• WHAT YOU WILL DO
Take all the material and copy it exactly.

[Lines of data]

=-=-=-=-=

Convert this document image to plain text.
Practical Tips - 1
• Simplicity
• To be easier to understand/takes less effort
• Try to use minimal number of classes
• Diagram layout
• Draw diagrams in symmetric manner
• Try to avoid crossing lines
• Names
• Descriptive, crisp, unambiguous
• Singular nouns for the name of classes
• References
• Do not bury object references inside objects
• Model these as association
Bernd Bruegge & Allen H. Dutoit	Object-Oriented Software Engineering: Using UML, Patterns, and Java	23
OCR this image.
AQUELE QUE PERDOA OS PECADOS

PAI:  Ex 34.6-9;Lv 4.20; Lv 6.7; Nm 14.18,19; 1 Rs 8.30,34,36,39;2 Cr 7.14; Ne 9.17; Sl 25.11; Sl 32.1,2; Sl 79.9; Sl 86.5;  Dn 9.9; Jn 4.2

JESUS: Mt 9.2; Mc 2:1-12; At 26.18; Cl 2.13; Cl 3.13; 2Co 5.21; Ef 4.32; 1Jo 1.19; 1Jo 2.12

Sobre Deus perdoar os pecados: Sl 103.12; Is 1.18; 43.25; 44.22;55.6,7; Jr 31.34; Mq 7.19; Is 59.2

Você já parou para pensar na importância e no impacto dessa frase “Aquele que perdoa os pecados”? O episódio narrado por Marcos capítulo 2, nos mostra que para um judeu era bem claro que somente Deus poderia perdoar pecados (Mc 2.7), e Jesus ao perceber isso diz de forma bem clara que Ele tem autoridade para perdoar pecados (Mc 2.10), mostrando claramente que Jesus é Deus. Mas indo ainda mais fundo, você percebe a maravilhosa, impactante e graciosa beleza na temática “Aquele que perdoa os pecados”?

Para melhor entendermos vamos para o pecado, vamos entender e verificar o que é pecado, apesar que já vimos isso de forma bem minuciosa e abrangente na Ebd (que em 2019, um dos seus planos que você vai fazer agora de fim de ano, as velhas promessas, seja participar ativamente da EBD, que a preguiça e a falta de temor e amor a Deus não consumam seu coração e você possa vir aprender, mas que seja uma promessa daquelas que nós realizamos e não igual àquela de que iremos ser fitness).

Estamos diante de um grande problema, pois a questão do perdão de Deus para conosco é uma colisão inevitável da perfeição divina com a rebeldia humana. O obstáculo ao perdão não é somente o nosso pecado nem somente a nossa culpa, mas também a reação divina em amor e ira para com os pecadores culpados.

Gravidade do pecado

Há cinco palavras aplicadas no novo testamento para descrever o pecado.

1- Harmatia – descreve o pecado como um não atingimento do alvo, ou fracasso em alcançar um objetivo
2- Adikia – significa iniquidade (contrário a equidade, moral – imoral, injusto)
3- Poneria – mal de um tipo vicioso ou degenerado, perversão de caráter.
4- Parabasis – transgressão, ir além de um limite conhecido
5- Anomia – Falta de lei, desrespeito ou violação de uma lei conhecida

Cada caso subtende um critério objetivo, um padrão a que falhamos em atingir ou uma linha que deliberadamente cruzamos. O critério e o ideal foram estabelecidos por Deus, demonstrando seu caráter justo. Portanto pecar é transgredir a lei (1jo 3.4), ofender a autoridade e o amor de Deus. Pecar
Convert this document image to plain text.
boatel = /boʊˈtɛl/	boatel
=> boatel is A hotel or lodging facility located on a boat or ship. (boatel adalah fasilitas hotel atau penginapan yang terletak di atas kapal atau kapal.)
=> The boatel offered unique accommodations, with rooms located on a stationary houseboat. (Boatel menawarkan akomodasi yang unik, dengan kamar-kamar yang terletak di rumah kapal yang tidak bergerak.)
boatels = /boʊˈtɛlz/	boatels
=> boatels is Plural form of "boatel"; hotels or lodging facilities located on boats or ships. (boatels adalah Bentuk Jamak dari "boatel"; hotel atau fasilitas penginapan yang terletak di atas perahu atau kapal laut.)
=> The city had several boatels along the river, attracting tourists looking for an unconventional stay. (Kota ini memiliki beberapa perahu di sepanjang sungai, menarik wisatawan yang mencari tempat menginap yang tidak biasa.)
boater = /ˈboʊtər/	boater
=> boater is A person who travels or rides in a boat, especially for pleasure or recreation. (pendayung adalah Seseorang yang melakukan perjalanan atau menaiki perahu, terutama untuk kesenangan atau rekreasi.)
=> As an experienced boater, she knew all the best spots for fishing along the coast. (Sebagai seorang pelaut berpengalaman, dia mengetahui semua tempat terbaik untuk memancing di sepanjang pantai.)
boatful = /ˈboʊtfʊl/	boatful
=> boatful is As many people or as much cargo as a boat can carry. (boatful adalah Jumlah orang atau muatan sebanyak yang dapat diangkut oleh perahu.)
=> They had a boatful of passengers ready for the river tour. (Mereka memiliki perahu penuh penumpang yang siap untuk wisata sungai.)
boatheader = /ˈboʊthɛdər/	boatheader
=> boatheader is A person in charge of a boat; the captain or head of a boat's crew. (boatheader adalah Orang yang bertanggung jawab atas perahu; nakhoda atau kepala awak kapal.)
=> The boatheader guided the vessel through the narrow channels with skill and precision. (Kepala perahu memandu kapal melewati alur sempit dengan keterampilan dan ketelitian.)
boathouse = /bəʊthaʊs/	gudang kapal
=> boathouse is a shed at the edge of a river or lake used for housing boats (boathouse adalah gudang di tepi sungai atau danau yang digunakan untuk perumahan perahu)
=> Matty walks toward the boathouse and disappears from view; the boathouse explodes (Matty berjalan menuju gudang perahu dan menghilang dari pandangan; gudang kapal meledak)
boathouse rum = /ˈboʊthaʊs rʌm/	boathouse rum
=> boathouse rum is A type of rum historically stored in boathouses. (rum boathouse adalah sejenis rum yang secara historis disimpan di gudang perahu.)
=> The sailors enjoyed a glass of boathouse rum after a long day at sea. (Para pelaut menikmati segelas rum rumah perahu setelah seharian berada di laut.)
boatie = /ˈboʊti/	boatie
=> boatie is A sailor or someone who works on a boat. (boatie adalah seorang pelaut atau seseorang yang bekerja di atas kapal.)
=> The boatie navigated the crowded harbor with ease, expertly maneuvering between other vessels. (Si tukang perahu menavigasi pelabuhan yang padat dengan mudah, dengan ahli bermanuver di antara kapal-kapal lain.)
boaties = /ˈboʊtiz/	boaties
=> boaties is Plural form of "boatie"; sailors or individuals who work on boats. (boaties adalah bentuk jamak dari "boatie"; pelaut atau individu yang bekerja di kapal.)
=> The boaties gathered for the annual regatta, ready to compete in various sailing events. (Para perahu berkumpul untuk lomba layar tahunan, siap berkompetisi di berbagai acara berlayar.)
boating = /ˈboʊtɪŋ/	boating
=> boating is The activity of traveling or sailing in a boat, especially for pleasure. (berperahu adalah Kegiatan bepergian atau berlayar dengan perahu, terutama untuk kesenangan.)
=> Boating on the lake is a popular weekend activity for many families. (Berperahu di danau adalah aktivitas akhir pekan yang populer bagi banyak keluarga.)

=-=-=-=-=

• IN RESPONSE
Convert this document image to plain text.
Practical Tips - 1
• Simplicity
• To be easier to understand/takes less effort
• Try to use minimal number of classes
• Diagram layout
• Draw diagrams in symmetric manner
• Try to avoid crossing lines
• Names
• Descriptive, crisp, unambiguous
• Singular nouns for the name of classes
• References
• Do not bury object references inside objects
• Model these as association
Bernd Bruegge & Allen H. Dutoit	Object-Oriented Software Engineering: Using UML, Patterns, and Java	23
OCR this image.
AQUELE QUE PERDOA OS PECADOS

PAI:  Ex 34.6-9;Lv 4.20; Lv 6.7; Nm 14.18,19; 1 Rs 8.30,34,36,39;2 Cr 7.14; Ne 9.17; Sl 25.11; Sl 32.1,2; Sl 79.9; Sl 86.5;  Dn 9.9; Jn 4.2

JESUS: Mt 9.2; Mc 2:1-12; At 26.18; Cl 2.13; Cl 3.13; 2Co 5.21; Ef 4.32; 1Jo 1.19; 1Jo 2.12

Sobre Deus perdoar os pecados: Sl 103.12; Is 1.18; 43.25; 44.22;55.6,7; Jr 31.34; Mq 7.19; Is 59.2

Você já parou para pensar na importância e no impacto dessa frase “Aquele que perdoa os pecados”? O episódio narrado por Marcos capítulo 2, nos mostra que para um judeu era bem claro que somente Deus poderia perdoar pecados (Mc 2.7), e Jesus ao perceber isso diz de forma bem clara que Ele tem autoridade para perdoar pecados (Mc 2.10), mostrando claramente que Jesus é Deus. Mas indo ainda mais fundo, você percebe a maravilhosa, impactante e graciosa beleza na temática “Aquele que perdoa os pecados”?

Para melhor entendermos vamos para o pecado, vamos entender e verificar o que é pecado, apesar que já vimos isso de forma bem minuciosa e abrangente na Ebd (que em 2019, um dos seus planos que você vai fazer agora de fim de ano, as velhas promessas, seja participar ativamente da EBD, que a preguiça e a falta de temor e amor a Deus não consumam seu coração e você possa vir aprender, mas que seja uma promessa daquelas que nós realizamos e não igual àquela de que iremos ser fitness).

Estamos diante de um grande problema, pois a questão do perdão de Deus para conosco é uma colisão inevitável da perfeição divina com a rebeldia humana. O obstáculo ao perdão não é somente o nosso pecado nem somente a nossa culpa, mas também a reação divina em amor e ira para com os pecadores culpados.

Gravidade do pecado

Há cinco palavras aplicadas no novo testamento para descrever o pecado.

1- Harmatia – descreve o pecado como um não atingimento do alvo, ou fracasso em alcançar um objetivo
2- Adikia – significa iniquidade (contrário a equidade, moral – imoral, injusto)
3- Poneria – mal de um tipo vicioso ou degenerado, perversão de caráter.
4- Parabasis – transgressão, ir além de um limite conhecido
5- Anomia – Falta de lei, desrespeito ou violação de uma lei conhecida

Cada caso subtende um critério objetivo, um padrão a que falhamos em atingir ou uma linha que deliberadamente cruzamos. O critério e o ideal foram estabelecidos por Deus, demonstrando seu caráter justo. Portanto pecar é transgredir a lei (1jo 3.4), ofender a autoridade e o amor de Deus. Pecar
Convert this document image to plain text.
boatel = /boʊˈtɛl/	boatel
=> boatel is A hotel or lodging facility located on a boat or ship. (boatel adalah fasilitas hotel atau penginapan yang terletak di atas kapal atau kapal.)
=> The boatel offered unique accommodations, with rooms located on a stationary houseboat. (Boatel menawarkan akomodasi yang unik, dengan kamar-kamar yang terletak di rumah kapal yang tidak bergerak.)
boatels = /boʊˈtɛlz/	boatels
=> boatels is Plural form of "boatel"; hotels or lodging facilities located on boats or ships. (boatels adalah Bentuk Jamak dari "boatel"; hotel atau fasilitas penginapan yang terletak di atas perahu atau kapal laut.)
=> The city had several boatels along the river, attracting tourists looking for an unconventional stay. (Kota ini memiliki beberapa perahu di sepanjang sungai, menarik wisatawan yang mencari tempat menginap yang tidak biasa.)
boater = /ˈboʊtər/	boater
=> boater is A person who travels or rides in a boat, especially for pleasure or recreation. (pendayung adalah Seseorang yang melakukan perjalanan atau menaiki perahu, terutama untuk kesenangan atau rekreasi.)
=> As an experienced boater, she knew all the best spots for fishing along the coast. (Sebagai seorang pelaut berpengalaman, dia mengetahui semua tempat terbaik untuk memancing di sepanjang pantai.)
boatful = /ˈboʊtfʊl/	boatful
=> boatful is As many people or as much cargo as a boat can carry. (boatful adalah Jumlah orang atau muatan sebanyak yang dapat diangkut oleh perahu.)
=> They had a boatful of passengers ready for the river tour. (Mereka memiliki perahu penuh penumpang yang siap untuk wisata sungai.)
boatheader = /ˈboʊthɛdər/	boatheader
=> boatheader is A person in charge of a boat; the captain or head of a boat's crew. (boatheader adalah Orang yang bertanggung jawab atas perahu; nakhoda atau kepala awak kapal.)
=> The boatheader guided the vessel through the narrow channels with skill and precision. (Kepala perahu memandu kapal melewati alur sempit dengan keterampilan dan ketelitian.)
boathouse = /bəʊthaʊs/	gudang kapal
=> boathouse is a shed at the edge of a river or lake used for housing boats (boathouse adalah gudang di tepi sungai atau danau yang digunakan untuk perumahan perahu)
=> Matty walks toward the boathouse and disappears from view; the boathouse explodes (Matty berjalan menuju gudang perahu dan menghilang dari pandangan; gudang kapal meledak)
boathouse rum = /ˈboʊthaʊs rʌm/	boathouse rum
=> boathouse rum is A type of rum historically stored in boathouses. (rum boathouse adalah sejenis rum yang secara historis disimpan di gudang perahu.)
=> The sailors enjoyed a glass of boathouse rum after a long day at sea. (Para pelaut menikmati segelas rum rumah perahu setelah seharian berada di laut.)
boatie = /ˈboʊti/	boatie
=> boatie is A sailor or someone who works on a boat. (boatie adalah seorang pelaut atau seseorang yang bekerja di atas kapal.)
=> The boatie navigated the crowded harbor with ease, expertly maneuvering between other vessels. (Si tukang perahu menavigasi pelabuhan yang padat dengan mudah, dengan ahli bermanuver di antara kapal-kapal lain.)
boaties = /ˈboʊtiz/	boaties
=> boaties is Plural form of "boatie"; sailors or individuals who work on boats. (boaties adalah bentuk jamak dari "boatie"; pelaut atau individu yang bekerja di kapal.)
=> The boaties gathered for the annual regatta, ready to compete in various sailing events. (Para perahu berkumpul untuk lomba layar tahunan, siap berkompetisi di berbagai acara berlayar.)
boating = /ˈboʊtɪŋ/	boating
=> boating is The activity of traveling or sailing in a boat, especially for pleasure. (berperahu adalah Kegiatan bepergian atau berlayar dengan perahu, terutama untuk kesenangan.)
=> Boating on the lake is a popular weekend activity for many families. (Berperahu di danau adalah aktivitas akhir pekan yang populer bagi banyak keluarga.)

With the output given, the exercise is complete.